# DATASET RECORDS start
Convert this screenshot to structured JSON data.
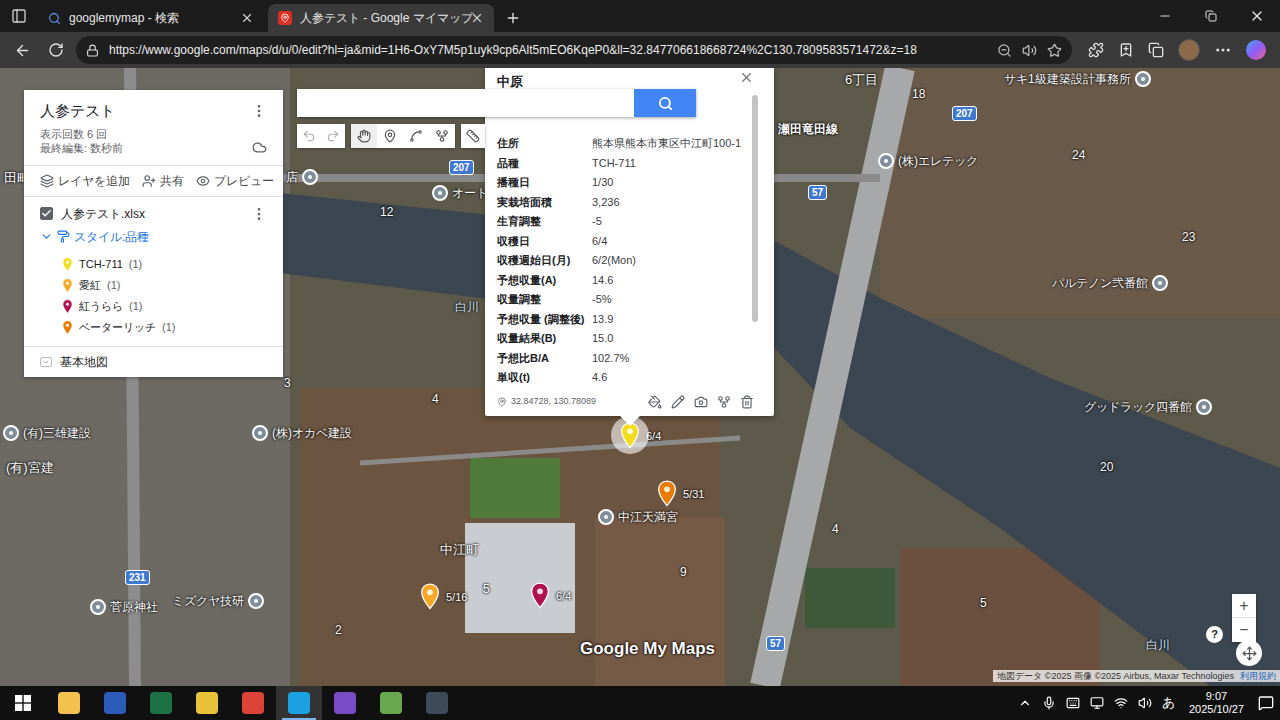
{
  "browser": {
    "tabs": [
      {
        "label": "googlemymap - 検索",
        "selected": false
      },
      {
        "label": "人参テスト - Google マイマップ",
        "selected": true
      }
    ],
    "url": "https://www.google.com/maps/d/u/0/edit?hl=ja&mid=1H6-OxY7M5p1uyk9cp6Alt5mEO6KqeP0&ll=32.847706618668724%2C130.7809583571472&z=18"
  },
  "sidebar": {
    "title": "人参テスト",
    "views": "表示回数 6 回",
    "last_edit": "最終編集: 数秒前",
    "actions": [
      "レイヤを追加",
      "共有",
      "プレビュー"
    ],
    "layer": {
      "name": "人参テスト.xlsx",
      "checked": true,
      "expanded": true,
      "style_label": "スタイル:品種",
      "legend": [
        {
          "label": "TCH-711",
          "count": "(1)",
          "color": "#f4dc1c"
        },
        {
          "label": "愛紅",
          "count": "(1)",
          "color": "#f9a825"
        },
        {
          "label": "紅うらら",
          "count": "(1)",
          "color": "#b0124f"
        },
        {
          "label": "ベーターリッチ",
          "count": "(1)",
          "color": "#e67c00"
        }
      ]
    },
    "base_map": "基本地図"
  },
  "popup": {
    "title": "中原",
    "fields": [
      {
        "label": "住所",
        "value": "熊本県熊本市東区中江町100-1"
      },
      {
        "label": "品種",
        "value": "TCH-711"
      },
      {
        "label": "播種日",
        "value": "1/30"
      },
      {
        "label": "実栽培面積",
        "value": "3,236"
      },
      {
        "label": "生育調整",
        "value": "-5"
      },
      {
        "label": "収穫日",
        "value": "6/4"
      },
      {
        "label": "収穫週始日(月)",
        "value": "6/2(Mon)"
      },
      {
        "label": "予想収量(A)",
        "value": "14.6"
      },
      {
        "label": "収量調整",
        "value": "-5%"
      },
      {
        "label": "予想収量 (調整後)",
        "value": "13.9"
      },
      {
        "label": "収量結果(B)",
        "value": "15.0"
      },
      {
        "label": "予想比B/A",
        "value": "102.7%"
      },
      {
        "label": "単収(t)",
        "value": "4.6"
      }
    ],
    "coords": "32.84728, 130.78089"
  },
  "map": {
    "labels": [
      {
        "text": "6丁目",
        "kind": "place"
      },
      {
        "text": "サキ1級建築設計事務所",
        "kind": "poi-end"
      },
      {
        "text": "18",
        "kind": "number"
      },
      {
        "text": "207",
        "kind": "shield"
      },
      {
        "text": "瀬田竜田線",
        "kind": "road"
      },
      {
        "text": "(株)エレテック",
        "kind": "poi"
      },
      {
        "text": "24",
        "kind": "number"
      },
      {
        "text": "23",
        "kind": "number"
      },
      {
        "text": "パルテノン弐番館",
        "kind": "poi-end"
      },
      {
        "text": "白川",
        "kind": "river"
      },
      {
        "text": "12",
        "kind": "number"
      },
      {
        "text": "207",
        "kind": "shield"
      },
      {
        "text": "店",
        "kind": "poi-end"
      },
      {
        "text": "オート",
        "kind": "poi"
      },
      {
        "text": "57",
        "kind": "shield"
      },
      {
        "text": "田町",
        "kind": "place"
      },
      {
        "text": "3",
        "kind": "number"
      },
      {
        "text": "4",
        "kind": "number"
      },
      {
        "text": "(株)オカベ建設",
        "kind": "poi"
      },
      {
        "text": "(有)三雄建設",
        "kind": "poi"
      },
      {
        "text": "(有)宮建",
        "kind": "place"
      },
      {
        "text": "グッドラック四番館",
        "kind": "poi-end"
      },
      {
        "text": "20",
        "kind": "number"
      },
      {
        "text": "中江天満宮",
        "kind": "poi"
      },
      {
        "text": "中江町",
        "kind": "place"
      },
      {
        "text": "9",
        "kind": "number"
      },
      {
        "text": "4",
        "kind": "number"
      },
      {
        "text": "231",
        "kind": "shield"
      },
      {
        "text": "ミズクヤ技研",
        "kind": "poi-end"
      },
      {
        "text": "菅原神社",
        "kind": "poi"
      },
      {
        "text": "2",
        "kind": "number"
      },
      {
        "text": "5",
        "kind": "number"
      },
      {
        "text": "5",
        "kind": "number"
      },
      {
        "text": "57",
        "kind": "shield"
      },
      {
        "text": "白川",
        "kind": "river"
      }
    ],
    "pins": [
      {
        "label": "6/4",
        "color": "#f4dc1c",
        "selected": true
      },
      {
        "label": "5/31",
        "color": "#e67c00",
        "selected": false
      },
      {
        "label": "5/16",
        "color": "#f9a825",
        "selected": false
      },
      {
        "label": "6/4",
        "color": "#b0124f",
        "selected": false
      }
    ],
    "logo": "Google My Maps",
    "zoom": [
      "+",
      "−"
    ],
    "help": "?",
    "attribution": "地図データ ©2025 画像 ©2025 Airbus, Maxar Technologies",
    "terms": "利用規約"
  },
  "taskbar": {
    "apps": [
      {
        "color": "#f2c14e",
        "active": false
      },
      {
        "color": "#2b5cb8",
        "active": false
      },
      {
        "color": "#1e7145",
        "active": false
      },
      {
        "color": "#e8c33a",
        "active": false
      },
      {
        "color": "#db4437",
        "active": false
      },
      {
        "color": "#1ba1e2",
        "active": true
      },
      {
        "color": "#7a4bc9",
        "active": false
      },
      {
        "color": "#6aa84f",
        "active": false
      },
      {
        "color": "#3c4a5a",
        "active": false
      }
    ],
    "ime": "あ",
    "time": "9:07",
    "date": "2025/10/27"
  }
}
# DATASET RECORDS end
#### STATED TASK
Can the entries above be repeated exactly, without their pictures?

#### OUTPUT BELOW
Convert this screenshot to structured JSON data.
{
  "browser": {
    "tabs": [
      {
        "label": "googlemymap - 検索",
        "selected": false
      },
      {
        "label": "人参テスト - Google マイマップ",
        "selected": true
      }
    ],
    "url": "https://www.google.com/maps/d/u/0/edit?hl=ja&mid=1H6-OxY7M5p1uyk9cp6Alt5mEO6KqeP0&ll=32.847706618668724%2C130.7809583571472&z=18"
  },
  "sidebar": {
    "title": "人参テスト",
    "views": "表示回数 6 回",
    "last_edit": "最終編集: 数秒前",
    "actions": [
      "レイヤを追加",
      "共有",
      "プレビュー"
    ],
    "layer": {
      "name": "人参テスト.xlsx",
      "checked": true,
      "expanded": true,
      "style_label": "スタイル:品種",
      "legend": [
        {
          "label": "TCH-711",
          "count": "(1)",
          "color": "#f4dc1c"
        },
        {
          "label": "愛紅",
          "count": "(1)",
          "color": "#f9a825"
        },
        {
          "label": "紅うらら",
          "count": "(1)",
          "color": "#b0124f"
        },
        {
          "label": "ベーターリッチ",
          "count": "(1)",
          "color": "#e67c00"
        }
      ]
    },
    "base_map": "基本地図"
  },
  "popup": {
    "title": "中原",
    "fields": [
      {
        "label": "住所",
        "value": "熊本県熊本市東区中江町100-1"
      },
      {
        "label": "品種",
        "value": "TCH-711"
      },
      {
        "label": "播種日",
        "value": "1/30"
      },
      {
        "label": "実栽培面積",
        "value": "3,236"
      },
      {
        "label": "生育調整",
        "value": "-5"
      },
      {
        "label": "収穫日",
        "value": "6/4"
      },
      {
        "label": "収穫週始日(月)",
        "value": "6/2(Mon)"
      },
      {
        "label": "予想収量(A)",
        "value": "14.6"
      },
      {
        "label": "収量調整",
        "value": "-5%"
      },
      {
        "label": "予想収量 (調整後)",
        "value": "13.9"
      },
      {
        "label": "収量結果(B)",
        "value": "15.0"
      },
      {
        "label": "予想比B/A",
        "value": "102.7%"
      },
      {
        "label": "単収(t)",
        "value": "4.6"
      }
    ],
    "coords": "32.84728, 130.78089"
  },
  "map": {
    "labels": [
      {
        "text": "6丁目",
        "kind": "place"
      },
      {
        "text": "サキ1級建築設計事務所",
        "kind": "poi-end"
      },
      {
        "text": "18",
        "kind": "number"
      },
      {
        "text": "207",
        "kind": "shield"
      },
      {
        "text": "瀬田竜田線",
        "kind": "road"
      },
      {
        "text": "(株)エレテック",
        "kind": "poi"
      },
      {
        "text": "24",
        "kind": "number"
      },
      {
        "text": "23",
        "kind": "number"
      },
      {
        "text": "パルテノン弐番館",
        "kind": "poi-end"
      },
      {
        "text": "白川",
        "kind": "river"
      },
      {
        "text": "12",
        "kind": "number"
      },
      {
        "text": "207",
        "kind": "shield"
      },
      {
        "text": "店",
        "kind": "poi-end"
      },
      {
        "text": "オート",
        "kind": "poi"
      },
      {
        "text": "57",
        "kind": "shield"
      },
      {
        "text": "田町",
        "kind": "place"
      },
      {
        "text": "3",
        "kind": "number"
      },
      {
        "text": "4",
        "kind": "number"
      },
      {
        "text": "(株)オカベ建設",
        "kind": "poi"
      },
      {
        "text": "(有)三雄建設",
        "kind": "poi"
      },
      {
        "text": "(有)宮建",
        "kind": "place"
      },
      {
        "text": "グッドラック四番館",
        "kind": "poi-end"
      },
      {
        "text": "20",
        "kind": "number"
      },
      {
        "text": "中江天満宮",
        "kind": "poi"
      },
      {
        "text": "中江町",
        "kind": "place"
      },
      {
        "text": "9",
        "kind": "number"
      },
      {
        "text": "4",
        "kind": "number"
      },
      {
        "text": "231",
        "kind": "shield"
      },
      {
        "text": "ミズクヤ技研",
        "kind": "poi-end"
      },
      {
        "text": "菅原神社",
        "kind": "poi"
      },
      {
        "text": "2",
        "kind": "number"
      },
      {
        "text": "5",
        "kind": "number"
      },
      {
        "text": "5",
        "kind": "number"
      },
      {
        "text": "57",
        "kind": "shield"
      },
      {
        "text": "白川",
        "kind": "river"
      }
    ],
    "pins": [
      {
        "label": "6/4",
        "color": "#f4dc1c",
        "selected": true
      },
      {
        "label": "5/31",
        "color": "#e67c00",
        "selected": false
      },
      {
        "label": "5/16",
        "color": "#f9a825",
        "selected": false
      },
      {
        "label": "6/4",
        "color": "#b0124f",
        "selected": false
      }
    ],
    "logo": "Google My Maps",
    "zoom": [
      "+",
      "−"
    ],
    "help": "?",
    "attribution": "地図データ ©2025 画像 ©2025 Airbus, Maxar Technologies",
    "terms": "利用規約"
  },
  "taskbar": {
    "apps": [
      {
        "color": "#f2c14e",
        "active": false
      },
      {
        "color": "#2b5cb8",
        "active": false
      },
      {
        "color": "#1e7145",
        "active": false
      },
      {
        "color": "#e8c33a",
        "active": false
      },
      {
        "color": "#db4437",
        "active": false
      },
      {
        "color": "#1ba1e2",
        "active": true
      },
      {
        "color": "#7a4bc9",
        "active": false
      },
      {
        "color": "#6aa84f",
        "active": false
      },
      {
        "color": "#3c4a5a",
        "active": false
      }
    ],
    "ime": "あ",
    "time": "9:07",
    "date": "2025/10/27"
  }
}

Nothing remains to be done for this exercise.